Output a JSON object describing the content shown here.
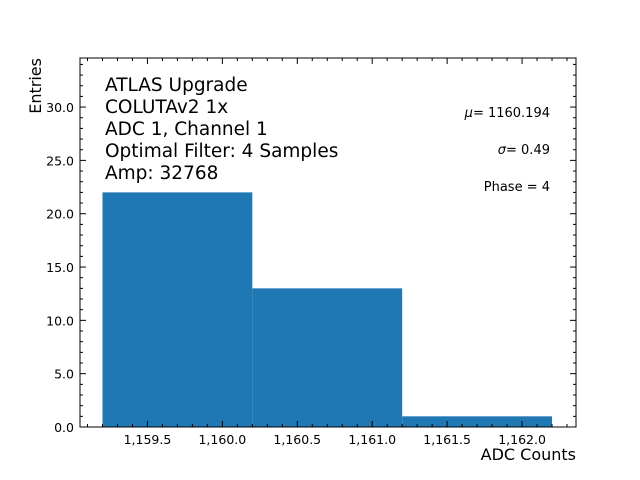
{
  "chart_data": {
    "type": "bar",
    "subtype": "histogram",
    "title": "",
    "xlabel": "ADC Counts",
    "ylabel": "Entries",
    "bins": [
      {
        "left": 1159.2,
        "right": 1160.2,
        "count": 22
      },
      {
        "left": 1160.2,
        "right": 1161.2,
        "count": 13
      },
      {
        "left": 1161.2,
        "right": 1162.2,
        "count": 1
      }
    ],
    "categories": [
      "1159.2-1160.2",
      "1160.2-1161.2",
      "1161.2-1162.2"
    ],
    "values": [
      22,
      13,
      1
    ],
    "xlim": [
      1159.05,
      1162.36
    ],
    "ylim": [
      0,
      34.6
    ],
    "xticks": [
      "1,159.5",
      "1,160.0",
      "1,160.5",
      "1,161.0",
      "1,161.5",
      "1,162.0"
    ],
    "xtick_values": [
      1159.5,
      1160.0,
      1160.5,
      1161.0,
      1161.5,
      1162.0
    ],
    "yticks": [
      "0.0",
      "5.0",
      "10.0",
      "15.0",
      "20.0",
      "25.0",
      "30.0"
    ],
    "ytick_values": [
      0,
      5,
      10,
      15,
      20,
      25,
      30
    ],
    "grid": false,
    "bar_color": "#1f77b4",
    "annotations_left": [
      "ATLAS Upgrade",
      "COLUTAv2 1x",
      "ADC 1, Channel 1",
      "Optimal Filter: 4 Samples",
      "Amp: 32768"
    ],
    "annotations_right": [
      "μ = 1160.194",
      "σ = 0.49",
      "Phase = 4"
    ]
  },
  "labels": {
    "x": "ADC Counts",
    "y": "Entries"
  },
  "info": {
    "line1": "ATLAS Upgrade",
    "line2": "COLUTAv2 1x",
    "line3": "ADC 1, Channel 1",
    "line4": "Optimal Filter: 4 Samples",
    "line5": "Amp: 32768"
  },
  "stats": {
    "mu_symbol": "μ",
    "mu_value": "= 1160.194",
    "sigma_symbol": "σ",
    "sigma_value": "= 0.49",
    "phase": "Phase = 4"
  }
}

Work instructions
Each entry above is to be written out again unchanged, apart from the pictures, which are left out.

Exercise response
Output a JSON object describing the content shown here.
{
  "chart_data": {
    "type": "bar",
    "subtype": "histogram",
    "title": "",
    "xlabel": "ADC Counts",
    "ylabel": "Entries",
    "bins": [
      {
        "left": 1159.2,
        "right": 1160.2,
        "count": 22
      },
      {
        "left": 1160.2,
        "right": 1161.2,
        "count": 13
      },
      {
        "left": 1161.2,
        "right": 1162.2,
        "count": 1
      }
    ],
    "categories": [
      "1159.2-1160.2",
      "1160.2-1161.2",
      "1161.2-1162.2"
    ],
    "values": [
      22,
      13,
      1
    ],
    "xlim": [
      1159.05,
      1162.36
    ],
    "ylim": [
      0,
      34.6
    ],
    "xticks": [
      "1,159.5",
      "1,160.0",
      "1,160.5",
      "1,161.0",
      "1,161.5",
      "1,162.0"
    ],
    "xtick_values": [
      1159.5,
      1160.0,
      1160.5,
      1161.0,
      1161.5,
      1162.0
    ],
    "yticks": [
      "0.0",
      "5.0",
      "10.0",
      "15.0",
      "20.0",
      "25.0",
      "30.0"
    ],
    "ytick_values": [
      0,
      5,
      10,
      15,
      20,
      25,
      30
    ],
    "grid": false,
    "bar_color": "#1f77b4",
    "annotations_left": [
      "ATLAS Upgrade",
      "COLUTAv2 1x",
      "ADC 1, Channel 1",
      "Optimal Filter: 4 Samples",
      "Amp: 32768"
    ],
    "annotations_right": [
      "μ = 1160.194",
      "σ = 0.49",
      "Phase = 4"
    ]
  },
  "labels": {
    "x": "ADC Counts",
    "y": "Entries"
  },
  "info": {
    "line1": "ATLAS Upgrade",
    "line2": "COLUTAv2 1x",
    "line3": "ADC 1, Channel 1",
    "line4": "Optimal Filter: 4 Samples",
    "line5": "Amp: 32768"
  },
  "stats": {
    "mu_symbol": "μ",
    "mu_value": "= 1160.194",
    "sigma_symbol": "σ",
    "sigma_value": "= 0.49",
    "phase": "Phase = 4"
  }
}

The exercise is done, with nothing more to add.